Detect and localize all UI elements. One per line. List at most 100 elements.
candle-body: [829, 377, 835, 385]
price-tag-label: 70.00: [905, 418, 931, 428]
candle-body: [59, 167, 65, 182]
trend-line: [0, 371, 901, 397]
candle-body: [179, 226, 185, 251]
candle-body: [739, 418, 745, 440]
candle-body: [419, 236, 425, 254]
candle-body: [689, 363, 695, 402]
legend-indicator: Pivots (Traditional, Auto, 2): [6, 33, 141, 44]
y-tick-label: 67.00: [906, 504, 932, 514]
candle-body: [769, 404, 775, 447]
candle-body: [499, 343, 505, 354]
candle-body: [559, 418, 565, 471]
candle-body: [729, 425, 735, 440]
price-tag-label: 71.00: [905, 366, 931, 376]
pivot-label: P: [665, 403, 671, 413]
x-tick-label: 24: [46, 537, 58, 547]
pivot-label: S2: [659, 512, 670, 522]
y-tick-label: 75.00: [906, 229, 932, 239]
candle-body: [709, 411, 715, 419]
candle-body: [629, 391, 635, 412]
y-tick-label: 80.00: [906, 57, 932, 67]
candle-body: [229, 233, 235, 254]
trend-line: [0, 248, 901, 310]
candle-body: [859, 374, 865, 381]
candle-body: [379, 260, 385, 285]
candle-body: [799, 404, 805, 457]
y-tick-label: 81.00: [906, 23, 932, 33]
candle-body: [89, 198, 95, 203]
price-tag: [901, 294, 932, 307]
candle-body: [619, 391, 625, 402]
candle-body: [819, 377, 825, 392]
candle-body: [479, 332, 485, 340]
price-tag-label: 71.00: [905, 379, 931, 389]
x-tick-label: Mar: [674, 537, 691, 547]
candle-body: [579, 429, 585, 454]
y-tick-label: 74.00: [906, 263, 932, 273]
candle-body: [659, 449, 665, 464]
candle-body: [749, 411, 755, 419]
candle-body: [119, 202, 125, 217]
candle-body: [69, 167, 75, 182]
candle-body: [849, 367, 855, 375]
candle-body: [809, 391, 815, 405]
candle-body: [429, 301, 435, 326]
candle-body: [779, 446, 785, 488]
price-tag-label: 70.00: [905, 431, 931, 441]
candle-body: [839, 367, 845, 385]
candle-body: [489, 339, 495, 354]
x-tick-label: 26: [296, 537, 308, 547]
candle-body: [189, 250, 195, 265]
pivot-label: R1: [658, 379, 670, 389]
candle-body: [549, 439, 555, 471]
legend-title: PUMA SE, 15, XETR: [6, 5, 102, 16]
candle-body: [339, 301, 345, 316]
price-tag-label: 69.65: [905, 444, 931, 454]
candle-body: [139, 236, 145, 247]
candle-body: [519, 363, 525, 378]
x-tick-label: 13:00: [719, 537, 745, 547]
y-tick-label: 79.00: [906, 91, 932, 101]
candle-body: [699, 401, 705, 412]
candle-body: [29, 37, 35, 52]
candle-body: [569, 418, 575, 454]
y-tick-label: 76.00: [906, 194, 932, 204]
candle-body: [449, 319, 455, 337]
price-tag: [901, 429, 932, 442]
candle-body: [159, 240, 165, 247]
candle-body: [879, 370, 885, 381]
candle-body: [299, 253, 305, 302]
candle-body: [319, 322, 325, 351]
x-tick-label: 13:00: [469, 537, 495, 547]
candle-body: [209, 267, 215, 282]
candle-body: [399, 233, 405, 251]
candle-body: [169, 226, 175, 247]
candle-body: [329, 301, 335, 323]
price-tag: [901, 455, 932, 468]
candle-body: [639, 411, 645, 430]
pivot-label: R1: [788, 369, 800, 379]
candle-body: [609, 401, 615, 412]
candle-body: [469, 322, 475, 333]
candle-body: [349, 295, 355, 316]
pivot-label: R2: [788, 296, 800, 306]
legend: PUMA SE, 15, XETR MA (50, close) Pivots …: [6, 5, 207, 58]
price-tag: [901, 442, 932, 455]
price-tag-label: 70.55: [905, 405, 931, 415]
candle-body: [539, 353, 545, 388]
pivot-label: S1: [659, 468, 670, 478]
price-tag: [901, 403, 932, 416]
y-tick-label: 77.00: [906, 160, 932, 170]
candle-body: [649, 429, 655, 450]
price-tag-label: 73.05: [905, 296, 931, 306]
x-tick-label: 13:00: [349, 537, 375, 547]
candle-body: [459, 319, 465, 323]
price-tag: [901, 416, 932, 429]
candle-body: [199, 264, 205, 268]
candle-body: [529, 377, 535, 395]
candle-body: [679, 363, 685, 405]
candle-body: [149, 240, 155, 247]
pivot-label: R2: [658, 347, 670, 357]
++++++++++++++++++++
## What is being asked:
Copy every line of the material above without changing anything.

## Complete answer:
Detect and localize all UI elements. One per line. List at most 100 elements.
candle-body: [829, 377, 835, 385]
price-tag-label: 70.00: [905, 418, 931, 428]
candle-body: [59, 167, 65, 182]
trend-line: [0, 371, 901, 397]
candle-body: [179, 226, 185, 251]
candle-body: [739, 418, 745, 440]
candle-body: [419, 236, 425, 254]
candle-body: [689, 363, 695, 402]
legend-indicator: Pivots (Traditional, Auto, 2): [6, 33, 141, 44]
y-tick-label: 67.00: [906, 504, 932, 514]
candle-body: [769, 404, 775, 447]
candle-body: [499, 343, 505, 354]
candle-body: [559, 418, 565, 471]
candle-body: [729, 425, 735, 440]
price-tag-label: 71.00: [905, 366, 931, 376]
pivot-label: P: [665, 403, 671, 413]
x-tick-label: 24: [46, 537, 58, 547]
pivot-label: S2: [659, 512, 670, 522]
y-tick-label: 75.00: [906, 229, 932, 239]
candle-body: [709, 411, 715, 419]
candle-body: [629, 391, 635, 412]
y-tick-label: 80.00: [906, 57, 932, 67]
candle-body: [229, 233, 235, 254]
trend-line: [0, 248, 901, 310]
candle-body: [859, 374, 865, 381]
candle-body: [379, 260, 385, 285]
candle-body: [799, 404, 805, 457]
y-tick-label: 81.00: [906, 23, 932, 33]
candle-body: [89, 198, 95, 203]
price-tag: [901, 294, 932, 307]
candle-body: [619, 391, 625, 402]
candle-body: [819, 377, 825, 392]
candle-body: [479, 332, 485, 340]
price-tag-label: 71.00: [905, 379, 931, 389]
x-tick-label: Mar: [674, 537, 691, 547]
candle-body: [579, 429, 585, 454]
y-tick-label: 74.00: [906, 263, 932, 273]
candle-body: [659, 449, 665, 464]
candle-body: [749, 411, 755, 419]
candle-body: [119, 202, 125, 217]
candle-body: [69, 167, 75, 182]
candle-body: [849, 367, 855, 375]
candle-body: [809, 391, 815, 405]
candle-body: [429, 301, 435, 326]
candle-body: [779, 446, 785, 488]
price-tag-label: 70.00: [905, 431, 931, 441]
candle-body: [839, 367, 845, 385]
candle-body: [489, 339, 495, 354]
x-tick-label: 26: [296, 537, 308, 547]
candle-body: [189, 250, 195, 265]
pivot-label: R1: [658, 379, 670, 389]
candle-body: [549, 439, 555, 471]
legend-title: PUMA SE, 15, XETR: [6, 5, 102, 16]
candle-body: [339, 301, 345, 316]
price-tag-label: 69.65: [905, 444, 931, 454]
candle-body: [139, 236, 145, 247]
candle-body: [519, 363, 525, 378]
x-tick-label: 13:00: [719, 537, 745, 547]
y-tick-label: 79.00: [906, 91, 932, 101]
candle-body: [699, 401, 705, 412]
candle-body: [29, 37, 35, 52]
candle-body: [569, 418, 575, 454]
y-tick-label: 76.00: [906, 194, 932, 204]
candle-body: [449, 319, 455, 337]
price-tag: [901, 429, 932, 442]
candle-body: [159, 240, 165, 247]
candle-body: [879, 370, 885, 381]
candle-body: [299, 253, 305, 302]
candle-body: [319, 322, 325, 351]
x-tick-label: 13:00: [469, 537, 495, 547]
candle-body: [209, 267, 215, 282]
candle-body: [399, 233, 405, 251]
candle-body: [169, 226, 175, 247]
candle-body: [329, 301, 335, 323]
price-tag: [901, 455, 932, 468]
candle-body: [639, 411, 645, 430]
pivot-label: R1: [788, 369, 800, 379]
candle-body: [609, 401, 615, 412]
candle-body: [469, 322, 475, 333]
candle-body: [349, 295, 355, 316]
pivot-label: R2: [788, 296, 800, 306]
legend: PUMA SE, 15, XETR MA (50, close) Pivots …: [6, 5, 207, 58]
price-tag: [901, 442, 932, 455]
price-tag-label: 70.55: [905, 405, 931, 415]
candle-body: [539, 353, 545, 388]
pivot-label: S1: [659, 468, 670, 478]
price-tag: [901, 403, 932, 416]
y-tick-label: 77.00: [906, 160, 932, 170]
candle-body: [649, 429, 655, 450]
price-tag-label: 73.05: [905, 296, 931, 306]
x-tick-label: 13:00: [349, 537, 375, 547]
candle-body: [459, 319, 465, 323]
price-tag: [901, 416, 932, 429]
candle-body: [199, 264, 205, 268]
candle-body: [529, 377, 535, 395]
candle-body: [679, 363, 685, 405]
candle-body: [149, 240, 155, 247]
pivot-label: R2: [658, 347, 670, 357]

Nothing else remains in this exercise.